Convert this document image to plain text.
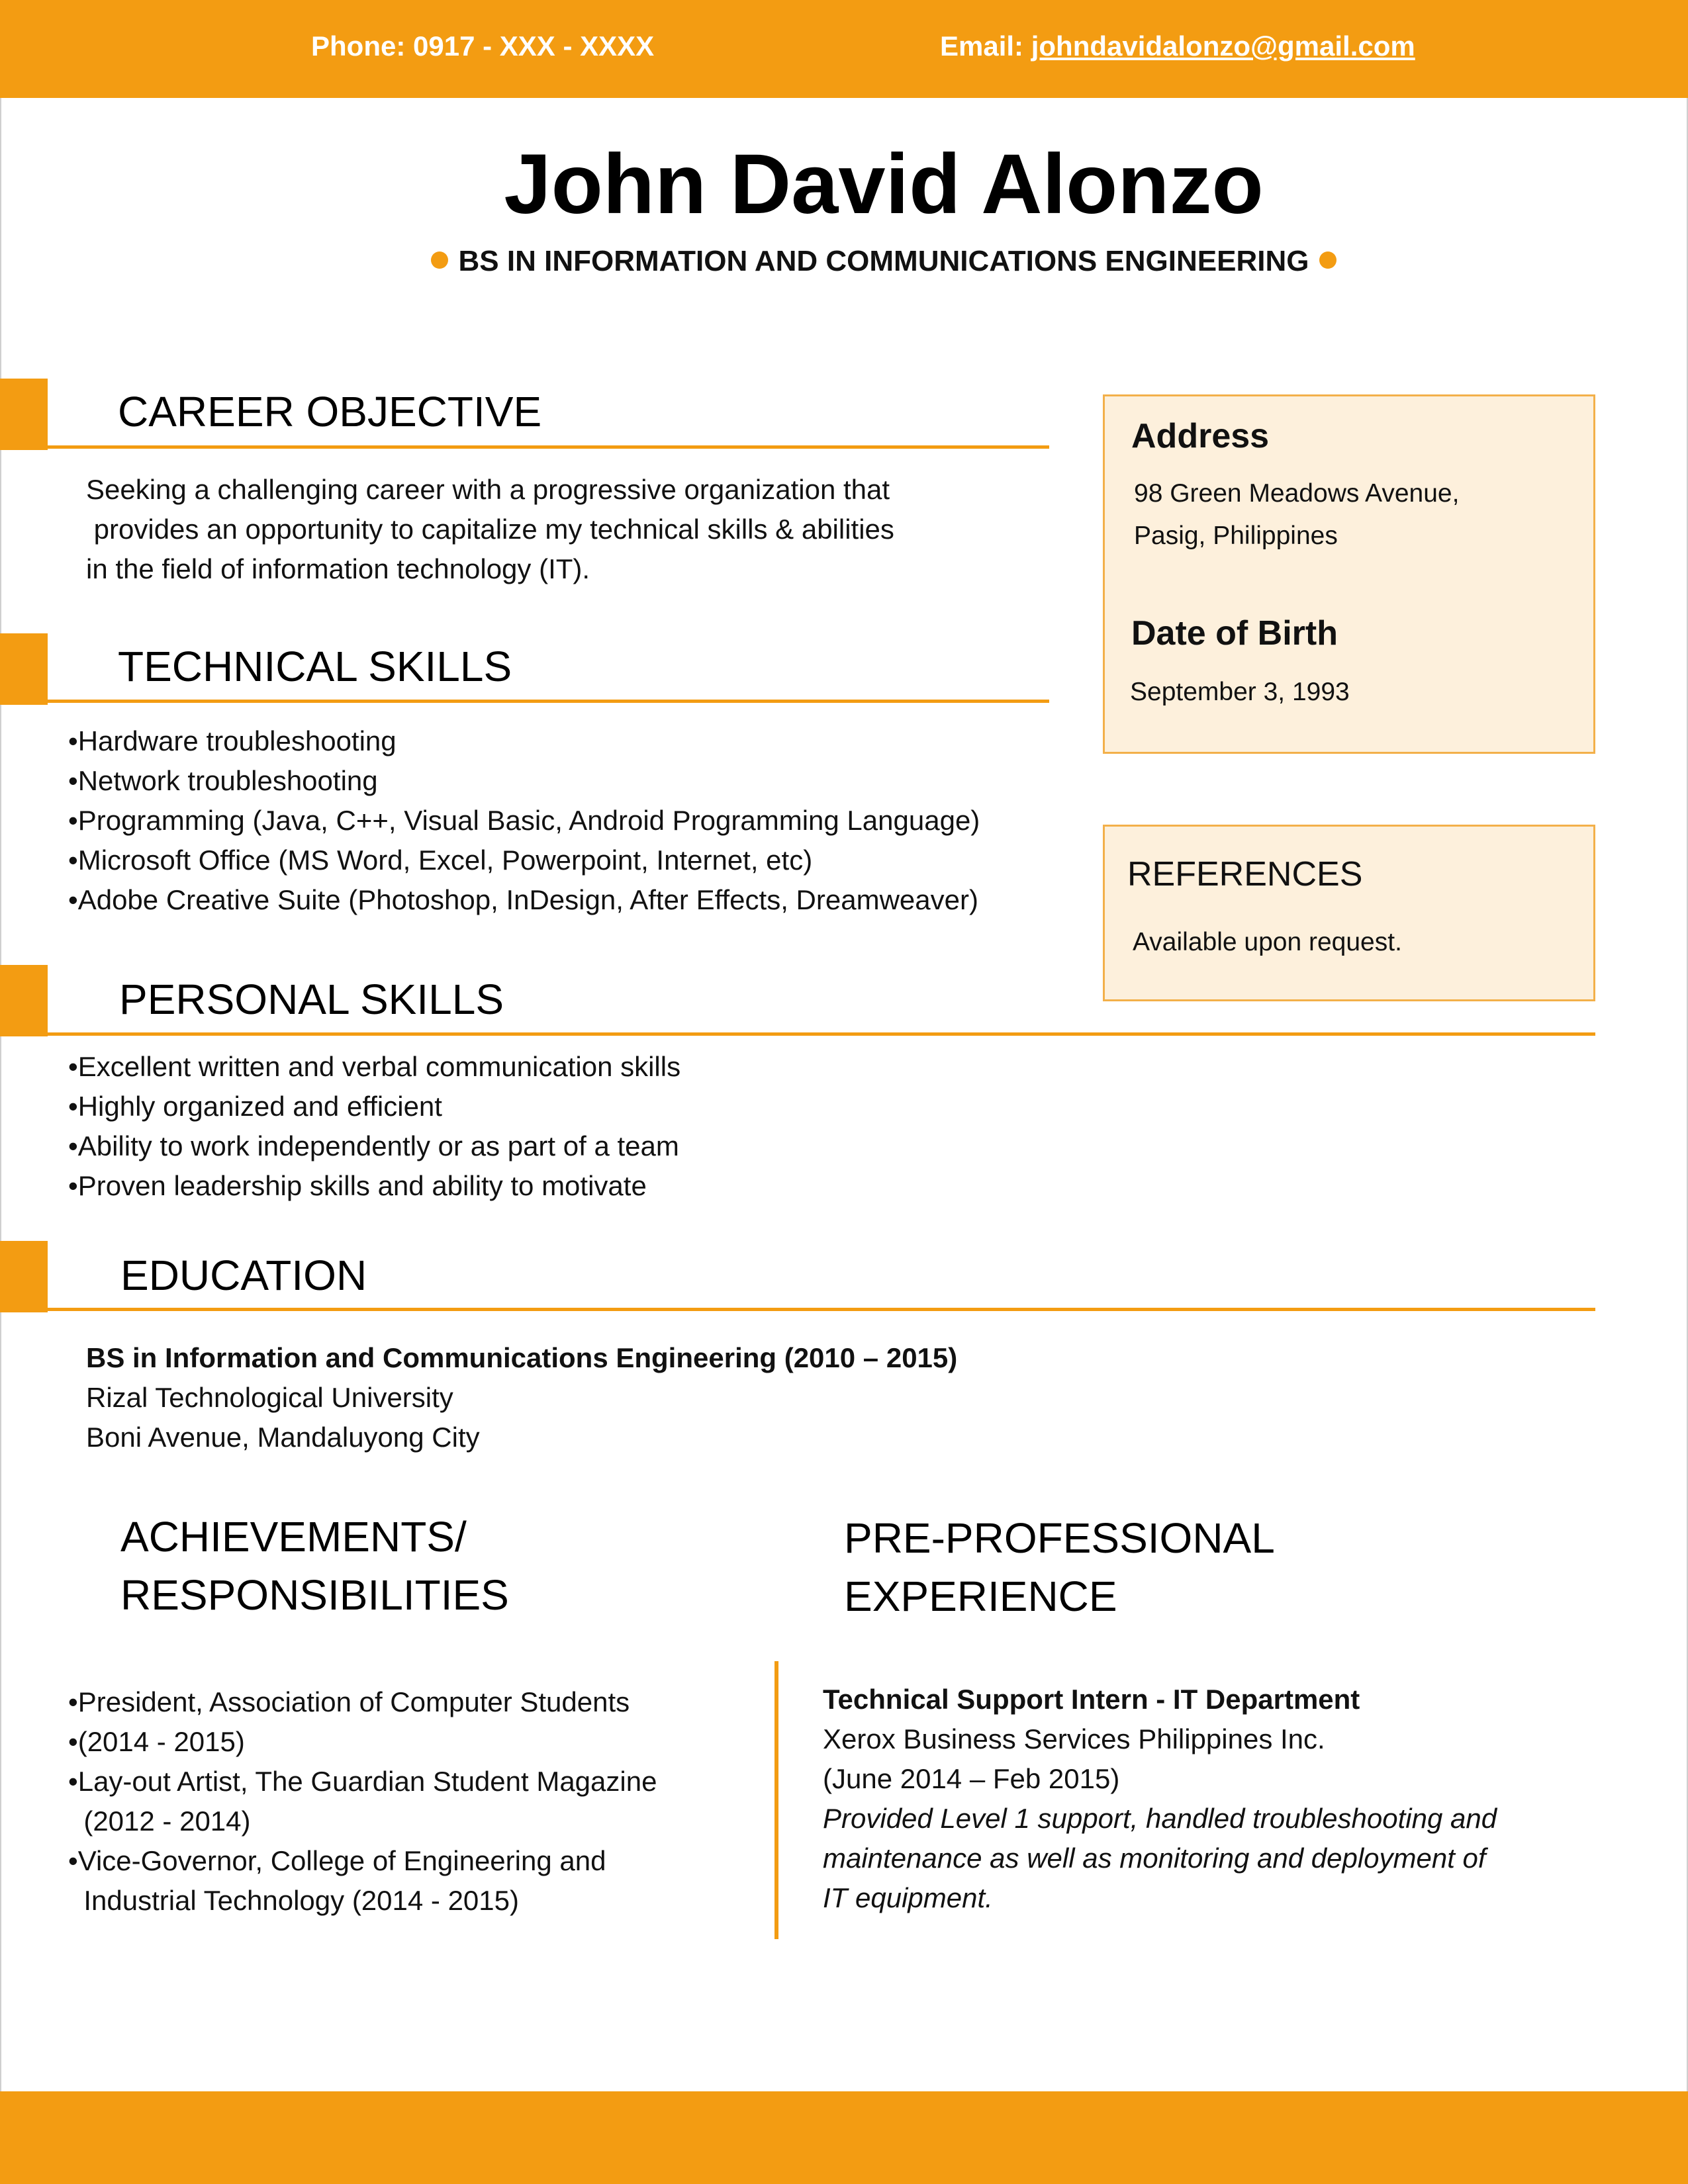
Phone: 0917 - XXX - XXXX	Email: johndavidalonzo@gmail.com
John David Alonzo
BS IN INFORMATION AND COMMUNICATIONS ENGINEERING
CAREER OBJECTIVE
Seeking a challenging career with a progressive organization that
provides an opportunity to capitalize my technical skills & abilities
in the field of information technology (IT).
TECHNICAL SKILLS
•Hardware troubleshooting
•Network troubleshooting
•Programming (Java, C++, Visual Basic, Android Programming Language)
•Microsoft Office (MS Word, Excel, Powerpoint, Internet, etc)
•Adobe Creative Suite (Photoshop, InDesign, After Effects, Dreamweaver)
PERSONAL SKILLS
•Excellent written and verbal communication skills
•Highly organized and efficient
•Ability to work independently or as part of a team
•Proven leadership skills and ability to motivate
EDUCATION
BS in Information and Communications Engineering (2010 – 2015)
Rizal Technological University
Boni Avenue, Mandaluyong City
ACHIEVEMENTS/
RESPONSIBILITIES
•President, Association of Computer Students
•(2014 - 2015)
•Lay-out Artist, The Guardian Student Magazine
(2012 - 2014)
•Vice-Governor, College of Engineering and
Industrial Technology (2014 - 2015)
PRE-PROFESSIONAL
EXPERIENCE
Technical Support Intern - IT Department
Xerox Business Services Philippines Inc.
(June 2014 – Feb 2015)
Provided Level 1 support, handled troubleshooting and
maintenance as well as monitoring and deployment of
IT equipment.
Address
98 Green Meadows Avenue,
Pasig, Philippines
Date of Birth
September 3, 1993
REFERENCES
Available upon request.
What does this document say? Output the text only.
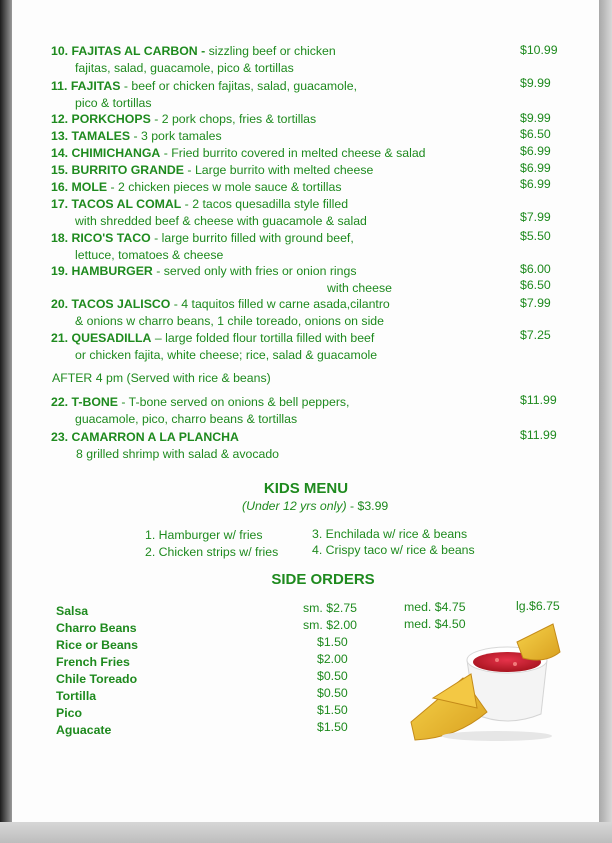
10. FAJITAS AL CARBON - sizzling beef or chicken
fajitas, salad, guacamole, pico & tortillas
$10.99
11. FAJITAS - beef or chicken fajitas, salad, guacamole,
pico & tortillas
$9.99
12. PORKCHOPS - 2 pork chops, fries & tortillas	$9.99
13. TAMALES - 3 pork tamales	$6.50
14. CHIMICHANGA - Fried burrito covered in melted cheese & salad	$6.99
15. BURRITO GRANDE - Large burrito with melted cheese	$6.99
16. MOLE - 2 chicken pieces w mole sauce & tortillas	$6.99
17. TACOS AL COMAL - 2 tacos quesadilla style filled
with shredded beef & cheese with guacamole & salad	$7.99
18. RICO'S TACO - large burrito filled with ground beef,
lettuce, tomatoes & cheese
$5.50
19. HAMBURGER - served only with fries or onion rings
with cheese
$6.00
$6.50
20. TACOS JALISCO - 4 taquitos filled w carne asada,cilantro
& onions w charro beans, 1 chile toreado, onions on side
$7.99
21. QUESADILLA – large folded flour tortilla filled with beef
or chicken fajita, white cheese; rice, salad & guacamole
$7.25
22. T-BONE - T-bone served on onions & bell peppers,
guacamole, pico, charro beans & tortillas
$11.99
23. CAMARRON A LA PLANCHA
8 grilled shrimp with salad & avocado
$11.99
AFTER 4 pm (Served with rice & beans)
KIDS MENU
(Under 12 yrs only) - $3.99
1. Hamburger w/ fries
2. Chicken strips w/ fries
3. Enchilada w/ rice & beans
4. Crispy taco w/ rice & beans
SIDE ORDERS
Salsa	sm. $2.75	med. $4.75	lg.$6.75
Charro Beans	sm. $2.00	med. $4.50
Rice or Beans	$1.50
French Fries	$2.00
Chile Toreado	$0.50
Tortilla	$0.50
Pico	$1.50
Aguacate	$1.50
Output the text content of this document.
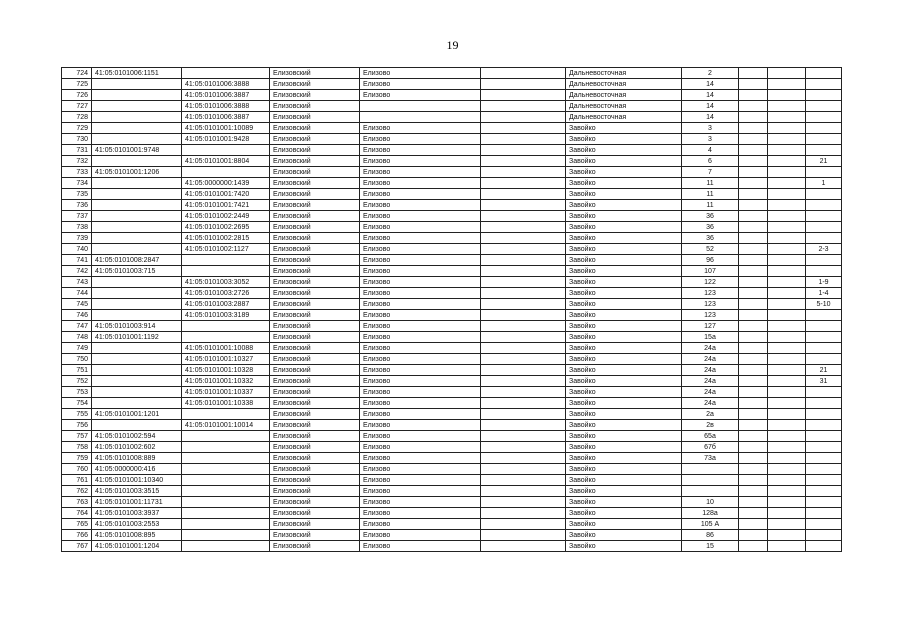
19
724	41:05:0101006:1151		Елизовский	Елизово		Дальневосточная	2			
725		41:05:0101006:3888	Елизовский	Елизово		Дальневосточная	14			
726		41:05:0101006:3887	Елизовский	Елизово		Дальневосточная	14			
727		41:05:0101006:3888	Елизовский			Дальневосточная	14			
728		41:05:0101006:3887	Елизовский			Дальневосточная	14			
729		41:05:0101001:10089	Елизовский	Елизово		Завойко	3			
730		41:05:0101001:9428	Елизовский	Елизово		Завойко	3			
731	41:05:0101001:9748		Елизовский	Елизово		Завойко	4			
732		41:05:0101001:8804	Елизовский	Елизово		Завойко	6			21
733	41:05:0101001:1206		Елизовский	Елизово		Завойко	7			
734		41:05:0000000:1439	Елизовский	Елизово		Завойко	11			1
735		41:05:0101001:7420	Елизовский	Елизово		Завойко	11			
736		41:05:0101001:7421	Елизовский	Елизово		Завойко	11			
737		41:05:0101002:2449	Елизовский	Елизово		Завойко	36			
738		41:05:0101002:2695	Елизовский	Елизово		Завойко	36			
739		41:05:0101002:2815	Елизовский	Елизово		Завойко	36			
740		41:05:0101002:1127	Елизовский	Елизово		Завойко	52			2-3
741	41:05:0101008:2847		Елизовский	Елизово		Завойко	96			
742	41:05:0101003:715		Елизовский	Елизово		Завойко	107			
743		41:05:0101003:3052	Елизовский	Елизово		Завойко	122			1-9
744		41:05:0101003:2726	Елизовский	Елизово		Завойко	123			1-4
745		41:05:0101003:2887	Елизовский	Елизово		Завойко	123			5-10
746		41:05:0101003:3189	Елизовский	Елизово		Завойко	123			
747	41:05:0101003:914		Елизовский	Елизово		Завойко	127			
748	41:05:0101001:1192		Елизовский	Елизово		Завойко	15а			
749		41:05:0101001:10088	Елизовский	Елизово		Завойко	24а			
750		41:05:0101001:10327	Елизовский	Елизово		Завойко	24а			
751		41:05:0101001:10328	Елизовский	Елизово		Завойко	24а			21
752		41:05:0101001:10332	Елизовский	Елизово		Завойко	24а			31
753		41:05:0101001:10337	Елизовский	Елизово		Завойко	24а			
754		41:05:0101001:10338	Елизовский	Елизово		Завойко	24а			
755	41:05:0101001:1201		Елизовский	Елизово		Завойко	2а			
756		41:05:0101001:10014	Елизовский	Елизово		Завойко	2в			
757	41:05:0101002:594		Елизовский	Елизово		Завойко	65а			
758	41:05:0101002:602		Елизовский	Елизово		Завойко	67б			
759	41:05:0101008:889		Елизовский	Елизово		Завойко	73а			
760	41:05:0000000:416		Елизовский	Елизово		Завойко				
761	41:05:0101001:10340		Елизовский	Елизово		Завойко				
762	41:05:0101003:3515		Елизовский	Елизово		Завойко				
763	41:05:0101001:11731		Елизовский	Елизово		Завойко	10			
764	41:05:0101003:3937		Елизовский	Елизово		Завойко	128а			
765	41:05:0101003:2553		Елизовский	Елизово		Завойко	105 А			
766	41:05:0101008:895		Елизовский	Елизово		Завойко	86			
767	41:05:0101001:1204		Елизовский	Елизово		Завойко	15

········

◆ Task instructions ◆
Of the lines above, how many include the word "filled"? Reply with the number alone.

◆ Answer for the task ◆
4